[Items from a dataset]
________

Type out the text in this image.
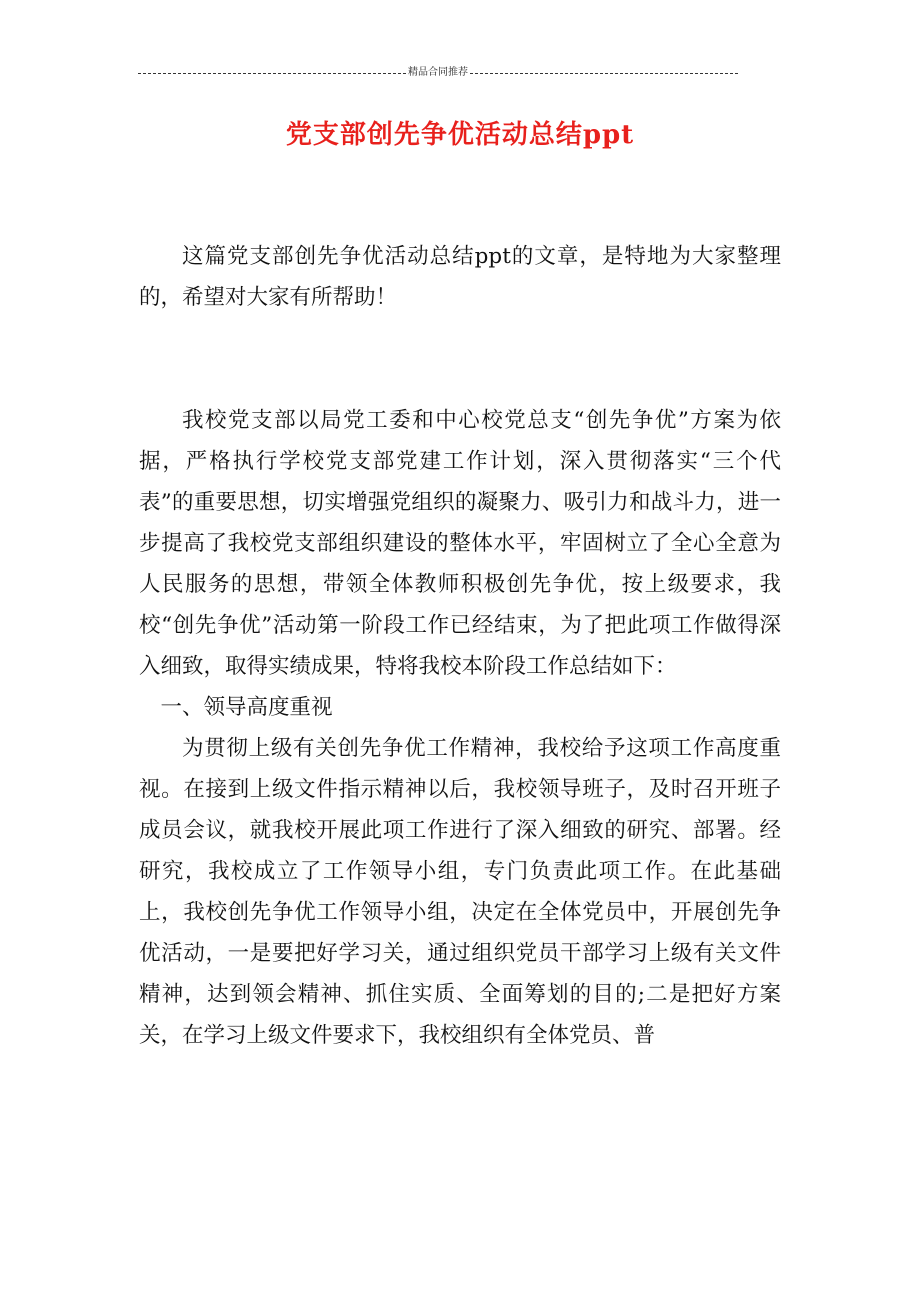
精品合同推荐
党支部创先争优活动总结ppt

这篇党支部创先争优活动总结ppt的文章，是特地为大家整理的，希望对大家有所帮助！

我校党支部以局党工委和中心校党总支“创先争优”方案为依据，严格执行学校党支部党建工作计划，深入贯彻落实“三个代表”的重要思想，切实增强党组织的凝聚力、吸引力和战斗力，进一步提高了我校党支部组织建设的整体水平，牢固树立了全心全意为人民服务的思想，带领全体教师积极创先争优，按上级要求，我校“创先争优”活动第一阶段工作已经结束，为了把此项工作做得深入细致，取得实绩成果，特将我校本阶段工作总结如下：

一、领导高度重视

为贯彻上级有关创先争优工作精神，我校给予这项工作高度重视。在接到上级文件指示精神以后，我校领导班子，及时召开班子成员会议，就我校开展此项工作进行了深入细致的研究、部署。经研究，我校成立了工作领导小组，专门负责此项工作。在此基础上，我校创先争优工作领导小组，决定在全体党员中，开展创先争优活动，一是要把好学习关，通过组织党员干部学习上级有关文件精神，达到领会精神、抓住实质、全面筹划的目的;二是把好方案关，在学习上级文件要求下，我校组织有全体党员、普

________

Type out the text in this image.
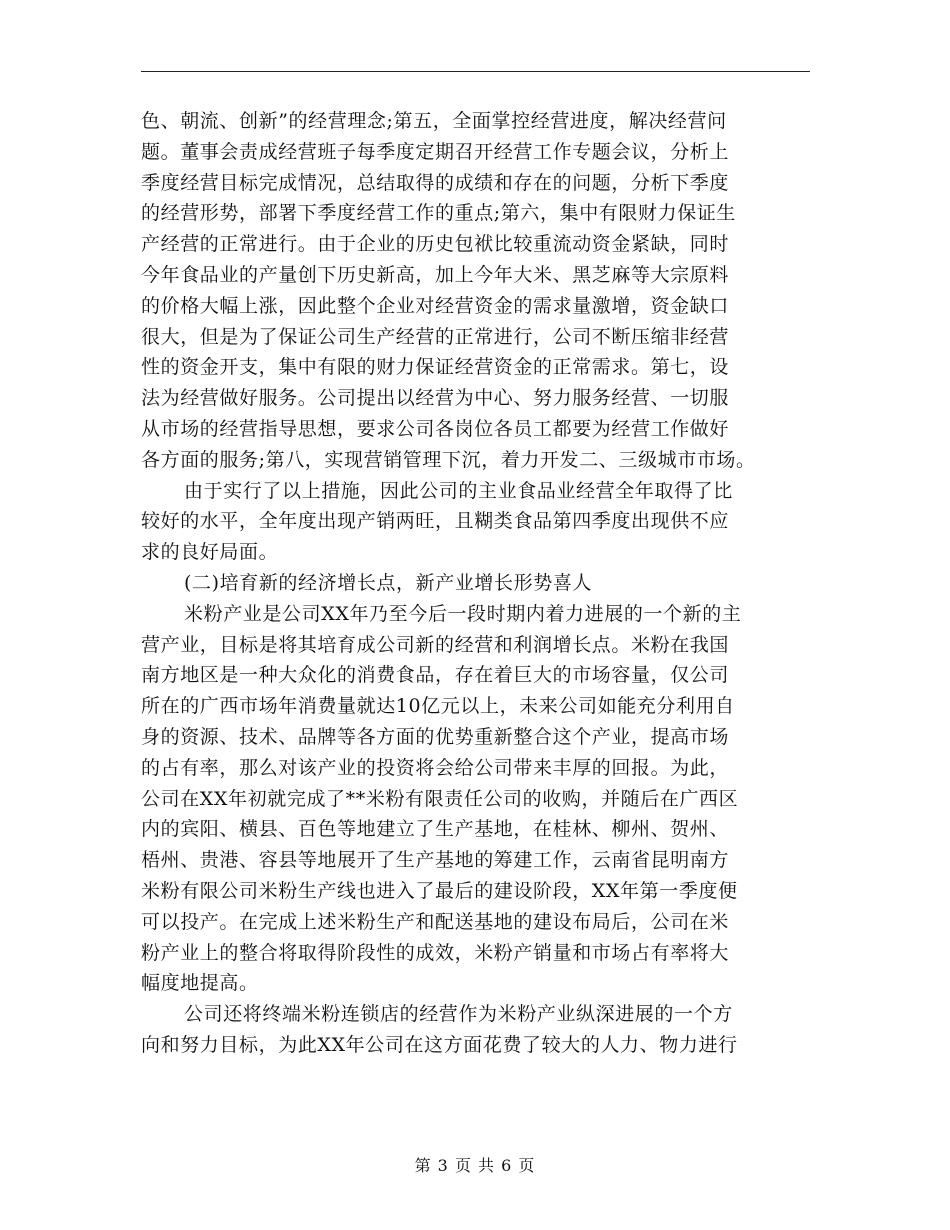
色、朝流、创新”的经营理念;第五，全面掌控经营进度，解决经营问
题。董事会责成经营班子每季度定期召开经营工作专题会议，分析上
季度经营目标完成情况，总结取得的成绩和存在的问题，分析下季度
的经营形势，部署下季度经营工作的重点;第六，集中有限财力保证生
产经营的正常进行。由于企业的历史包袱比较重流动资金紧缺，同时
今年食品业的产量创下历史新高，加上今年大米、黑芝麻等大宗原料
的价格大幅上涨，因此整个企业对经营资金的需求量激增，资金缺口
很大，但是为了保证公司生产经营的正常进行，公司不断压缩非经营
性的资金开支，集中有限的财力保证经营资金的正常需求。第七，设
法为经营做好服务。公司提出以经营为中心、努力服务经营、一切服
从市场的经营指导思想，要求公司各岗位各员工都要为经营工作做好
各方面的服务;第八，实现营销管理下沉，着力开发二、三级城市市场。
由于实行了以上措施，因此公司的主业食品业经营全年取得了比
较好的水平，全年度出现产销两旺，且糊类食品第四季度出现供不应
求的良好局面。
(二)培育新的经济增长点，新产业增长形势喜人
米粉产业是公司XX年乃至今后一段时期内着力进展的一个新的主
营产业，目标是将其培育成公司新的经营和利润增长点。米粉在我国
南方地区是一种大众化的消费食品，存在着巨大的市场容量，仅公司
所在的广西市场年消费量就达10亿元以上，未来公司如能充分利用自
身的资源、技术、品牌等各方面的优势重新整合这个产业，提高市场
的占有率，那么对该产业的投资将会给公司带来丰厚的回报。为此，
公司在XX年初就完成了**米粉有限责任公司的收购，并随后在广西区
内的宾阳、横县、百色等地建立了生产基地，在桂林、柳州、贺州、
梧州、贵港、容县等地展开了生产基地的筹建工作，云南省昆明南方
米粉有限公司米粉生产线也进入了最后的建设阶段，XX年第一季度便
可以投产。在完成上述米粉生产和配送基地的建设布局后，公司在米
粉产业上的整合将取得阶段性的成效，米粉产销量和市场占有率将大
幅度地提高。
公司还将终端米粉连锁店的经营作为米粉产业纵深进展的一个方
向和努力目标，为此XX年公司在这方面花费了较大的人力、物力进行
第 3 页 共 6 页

________

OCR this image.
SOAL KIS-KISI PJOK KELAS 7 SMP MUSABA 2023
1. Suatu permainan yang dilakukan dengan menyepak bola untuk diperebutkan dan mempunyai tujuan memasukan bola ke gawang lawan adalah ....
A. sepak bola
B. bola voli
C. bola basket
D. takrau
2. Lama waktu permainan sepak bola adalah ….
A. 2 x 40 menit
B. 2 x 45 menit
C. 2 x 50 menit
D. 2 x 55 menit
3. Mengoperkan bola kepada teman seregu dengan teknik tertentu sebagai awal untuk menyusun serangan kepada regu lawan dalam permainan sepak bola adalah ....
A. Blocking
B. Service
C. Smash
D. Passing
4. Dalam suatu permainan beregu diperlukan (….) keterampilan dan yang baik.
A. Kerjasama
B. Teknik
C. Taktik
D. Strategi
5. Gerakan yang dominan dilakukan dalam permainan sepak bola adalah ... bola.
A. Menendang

________

- _What you should do_: Collect the lines of the data that carry the word "lawan".

- _Full answer_:
1. Suatu permainan yang dilakukan dengan menyepak bola untuk diperebutkan dan mempunyai tujuan memasukan bola ke gawang lawan adalah ....
3. Mengoperkan bola kepada teman seregu dengan teknik tertentu sebagai awal untuk menyusun serangan kepada regu lawan dalam permainan sepak bola adalah ....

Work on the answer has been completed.